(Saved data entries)
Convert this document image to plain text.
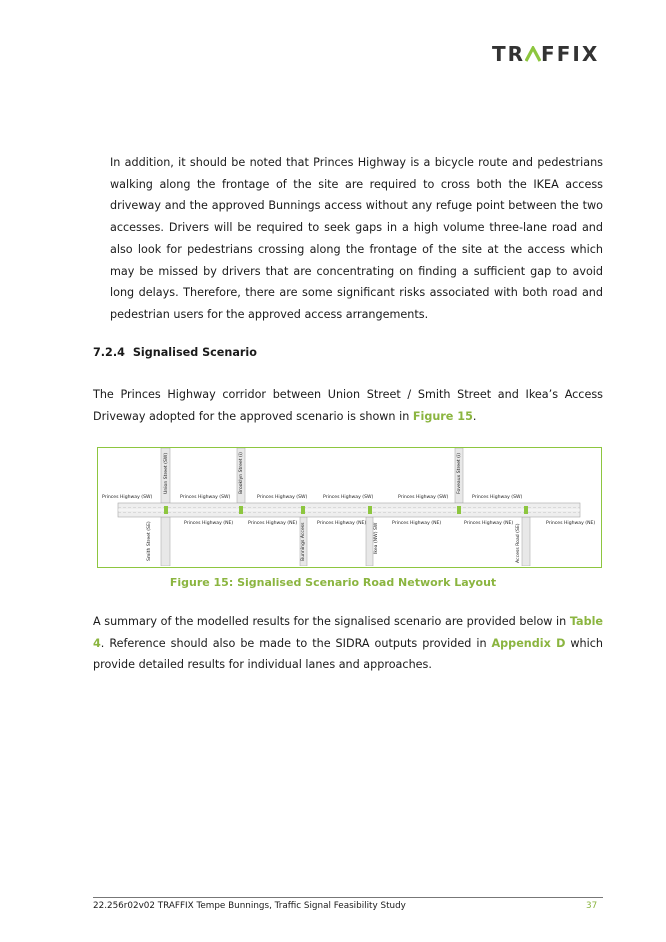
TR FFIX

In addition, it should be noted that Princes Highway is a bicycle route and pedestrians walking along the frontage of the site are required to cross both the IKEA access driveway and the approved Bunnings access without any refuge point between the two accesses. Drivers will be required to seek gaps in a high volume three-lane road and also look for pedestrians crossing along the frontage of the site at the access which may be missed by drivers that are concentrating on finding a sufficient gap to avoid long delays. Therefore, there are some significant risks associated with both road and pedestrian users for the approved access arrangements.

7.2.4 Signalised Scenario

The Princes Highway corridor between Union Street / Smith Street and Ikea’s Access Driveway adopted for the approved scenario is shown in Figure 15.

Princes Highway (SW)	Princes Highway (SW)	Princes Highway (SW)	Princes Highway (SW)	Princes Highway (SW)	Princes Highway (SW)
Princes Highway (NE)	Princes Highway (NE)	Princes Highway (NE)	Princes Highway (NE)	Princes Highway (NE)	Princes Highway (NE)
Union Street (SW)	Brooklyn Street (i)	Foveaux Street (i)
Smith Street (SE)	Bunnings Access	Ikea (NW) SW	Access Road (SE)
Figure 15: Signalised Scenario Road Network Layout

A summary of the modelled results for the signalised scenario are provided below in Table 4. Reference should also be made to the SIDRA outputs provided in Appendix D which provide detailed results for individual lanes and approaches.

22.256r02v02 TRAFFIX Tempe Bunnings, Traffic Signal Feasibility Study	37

**PROBLEM**
Only the number is wanted: how many lines contain the string "Street"?

**RESULT**
3